▸ Given exercise
Omit any picture, and return the remaining data exactly as written.

## start Dataset content

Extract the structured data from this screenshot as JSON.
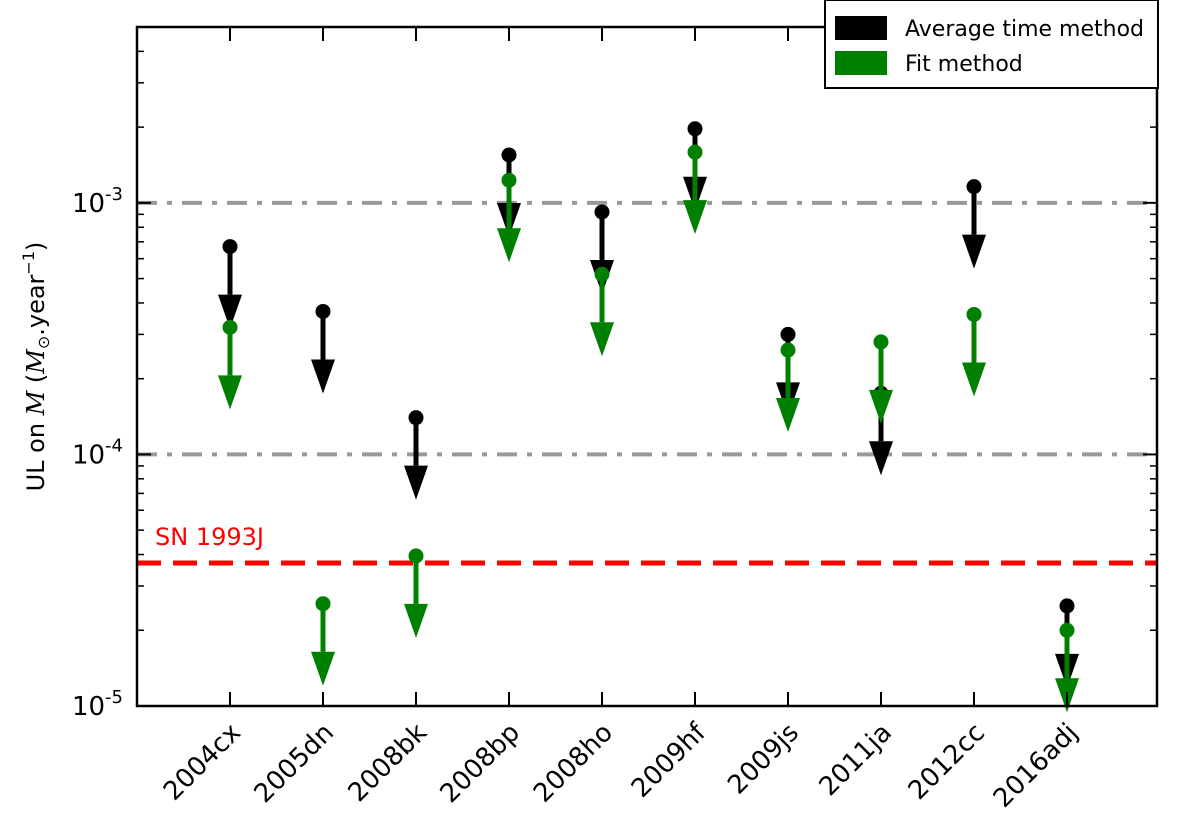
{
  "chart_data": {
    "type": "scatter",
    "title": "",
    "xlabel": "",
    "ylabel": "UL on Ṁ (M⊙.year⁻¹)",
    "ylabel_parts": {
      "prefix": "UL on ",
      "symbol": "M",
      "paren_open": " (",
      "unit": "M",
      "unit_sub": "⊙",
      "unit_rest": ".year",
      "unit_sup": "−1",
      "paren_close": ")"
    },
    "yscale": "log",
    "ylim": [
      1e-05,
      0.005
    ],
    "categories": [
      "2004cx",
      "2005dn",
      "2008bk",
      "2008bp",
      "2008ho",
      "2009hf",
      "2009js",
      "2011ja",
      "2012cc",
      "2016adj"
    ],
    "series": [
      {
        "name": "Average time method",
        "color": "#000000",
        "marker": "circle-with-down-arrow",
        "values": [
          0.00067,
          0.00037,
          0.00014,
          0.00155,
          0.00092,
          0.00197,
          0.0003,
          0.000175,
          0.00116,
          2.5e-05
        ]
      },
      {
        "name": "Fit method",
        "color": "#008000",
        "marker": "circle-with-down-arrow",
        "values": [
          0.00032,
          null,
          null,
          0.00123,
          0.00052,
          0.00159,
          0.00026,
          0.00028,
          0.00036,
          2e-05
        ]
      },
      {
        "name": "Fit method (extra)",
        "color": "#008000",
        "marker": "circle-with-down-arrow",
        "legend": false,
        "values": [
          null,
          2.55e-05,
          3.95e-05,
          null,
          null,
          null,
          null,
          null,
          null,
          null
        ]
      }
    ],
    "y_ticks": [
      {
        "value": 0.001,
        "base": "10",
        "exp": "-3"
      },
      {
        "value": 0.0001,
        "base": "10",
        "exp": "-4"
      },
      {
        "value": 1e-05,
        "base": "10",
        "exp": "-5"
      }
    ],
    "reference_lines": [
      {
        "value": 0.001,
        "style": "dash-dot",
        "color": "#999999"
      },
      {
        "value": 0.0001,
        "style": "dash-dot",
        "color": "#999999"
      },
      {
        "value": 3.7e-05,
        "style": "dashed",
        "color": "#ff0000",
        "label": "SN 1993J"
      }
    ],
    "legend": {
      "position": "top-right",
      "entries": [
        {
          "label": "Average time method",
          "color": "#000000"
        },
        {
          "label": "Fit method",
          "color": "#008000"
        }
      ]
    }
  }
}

## end Dataset content

▸ Answer to this task
Extract the structured data from this screenshot as JSON.
{
  "chart_data": {
    "type": "scatter",
    "title": "",
    "xlabel": "",
    "ylabel": "UL on Ṁ (M⊙.year⁻¹)",
    "ylabel_parts": {
      "prefix": "UL on ",
      "symbol": "M",
      "paren_open": " (",
      "unit": "M",
      "unit_sub": "⊙",
      "unit_rest": ".year",
      "unit_sup": "−1",
      "paren_close": ")"
    },
    "yscale": "log",
    "ylim": [
      1e-05,
      0.005
    ],
    "categories": [
      "2004cx",
      "2005dn",
      "2008bk",
      "2008bp",
      "2008ho",
      "2009hf",
      "2009js",
      "2011ja",
      "2012cc",
      "2016adj"
    ],
    "series": [
      {
        "name": "Average time method",
        "color": "#000000",
        "marker": "circle-with-down-arrow",
        "values": [
          0.00067,
          0.00037,
          0.00014,
          0.00155,
          0.00092,
          0.00197,
          0.0003,
          0.000175,
          0.00116,
          2.5e-05
        ]
      },
      {
        "name": "Fit method",
        "color": "#008000",
        "marker": "circle-with-down-arrow",
        "values": [
          0.00032,
          null,
          null,
          0.00123,
          0.00052,
          0.00159,
          0.00026,
          0.00028,
          0.00036,
          2e-05
        ]
      },
      {
        "name": "Fit method (extra)",
        "color": "#008000",
        "marker": "circle-with-down-arrow",
        "legend": false,
        "values": [
          null,
          2.55e-05,
          3.95e-05,
          null,
          null,
          null,
          null,
          null,
          null,
          null
        ]
      }
    ],
    "y_ticks": [
      {
        "value": 0.001,
        "base": "10",
        "exp": "-3"
      },
      {
        "value": 0.0001,
        "base": "10",
        "exp": "-4"
      },
      {
        "value": 1e-05,
        "base": "10",
        "exp": "-5"
      }
    ],
    "reference_lines": [
      {
        "value": 0.001,
        "style": "dash-dot",
        "color": "#999999"
      },
      {
        "value": 0.0001,
        "style": "dash-dot",
        "color": "#999999"
      },
      {
        "value": 3.7e-05,
        "style": "dashed",
        "color": "#ff0000",
        "label": "SN 1993J"
      }
    ],
    "legend": {
      "position": "top-right",
      "entries": [
        {
          "label": "Average time method",
          "color": "#000000"
        },
        {
          "label": "Fit method",
          "color": "#008000"
        }
      ]
    }
  }
}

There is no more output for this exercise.